**SET EXERCISE**.
All the data below goes into the copy word for word, but the pictures don't.

**DATASET**.
============

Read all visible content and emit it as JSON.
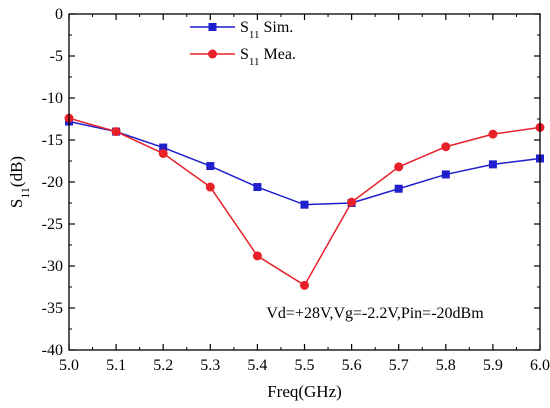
{
  "chart_data": {
    "type": "line",
    "xlabel": "Freq(GHz)",
    "ylabel": "S11(dB)",
    "xlim": [
      5.0,
      6.0
    ],
    "ylim": [
      -40,
      0
    ],
    "x_ticks": [
      5.0,
      5.1,
      5.2,
      5.3,
      5.4,
      5.5,
      5.6,
      5.7,
      5.8,
      5.9,
      6.0
    ],
    "x_tick_labels": [
      "5.0",
      "5.1",
      "5.2",
      "5.3",
      "5.4",
      "5.5",
      "5.6",
      "5.7",
      "5.8",
      "5.9",
      "6.0"
    ],
    "y_ticks": [
      0,
      -5,
      -10,
      -15,
      -20,
      -25,
      -30,
      -35,
      -40
    ],
    "y_tick_labels": [
      "0",
      "-5",
      "-10",
      "-15",
      "-20",
      "-25",
      "-30",
      "-35",
      "-40"
    ],
    "grid": false,
    "legend_position": "top-center",
    "annotation": "Vd=+28V,Vg=-2.2V,Pin=-20dBm",
    "x": [
      5.0,
      5.1,
      5.2,
      5.3,
      5.4,
      5.5,
      5.6,
      5.7,
      5.8,
      5.9,
      6.0
    ],
    "series": [
      {
        "name": "S11 Sim.",
        "name_base": "S",
        "name_sub": "11",
        "name_suffix": "Sim.",
        "color": "#1f1fcc",
        "marker": "square",
        "values": [
          -12.8,
          -14.0,
          -15.9,
          -18.1,
          -20.6,
          -22.7,
          -22.5,
          -20.8,
          -19.1,
          -17.9,
          -17.2
        ]
      },
      {
        "name": "S11 Mea.",
        "name_base": "S",
        "name_sub": "11",
        "name_suffix": "Mea.",
        "color": "#e8202a",
        "marker": "circle",
        "values": [
          -12.4,
          -14.0,
          -16.6,
          -20.6,
          -28.8,
          -32.3,
          -22.4,
          -18.2,
          -15.8,
          -14.3,
          -13.5
        ]
      }
    ]
  }
}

============

**RESULT**.
Read all visible content and emit it as JSON.
{
  "chart_data": {
    "type": "line",
    "xlabel": "Freq(GHz)",
    "ylabel": "S11(dB)",
    "xlim": [
      5.0,
      6.0
    ],
    "ylim": [
      -40,
      0
    ],
    "x_ticks": [
      5.0,
      5.1,
      5.2,
      5.3,
      5.4,
      5.5,
      5.6,
      5.7,
      5.8,
      5.9,
      6.0
    ],
    "x_tick_labels": [
      "5.0",
      "5.1",
      "5.2",
      "5.3",
      "5.4",
      "5.5",
      "5.6",
      "5.7",
      "5.8",
      "5.9",
      "6.0"
    ],
    "y_ticks": [
      0,
      -5,
      -10,
      -15,
      -20,
      -25,
      -30,
      -35,
      -40
    ],
    "y_tick_labels": [
      "0",
      "-5",
      "-10",
      "-15",
      "-20",
      "-25",
      "-30",
      "-35",
      "-40"
    ],
    "grid": false,
    "legend_position": "top-center",
    "annotation": "Vd=+28V,Vg=-2.2V,Pin=-20dBm",
    "x": [
      5.0,
      5.1,
      5.2,
      5.3,
      5.4,
      5.5,
      5.6,
      5.7,
      5.8,
      5.9,
      6.0
    ],
    "series": [
      {
        "name": "S11 Sim.",
        "name_base": "S",
        "name_sub": "11",
        "name_suffix": "Sim.",
        "color": "#1f1fcc",
        "marker": "square",
        "values": [
          -12.8,
          -14.0,
          -15.9,
          -18.1,
          -20.6,
          -22.7,
          -22.5,
          -20.8,
          -19.1,
          -17.9,
          -17.2
        ]
      },
      {
        "name": "S11 Mea.",
        "name_base": "S",
        "name_sub": "11",
        "name_suffix": "Mea.",
        "color": "#e8202a",
        "marker": "circle",
        "values": [
          -12.4,
          -14.0,
          -16.6,
          -20.6,
          -28.8,
          -32.3,
          -22.4,
          -18.2,
          -15.8,
          -14.3,
          -13.5
        ]
      }
    ]
  }
}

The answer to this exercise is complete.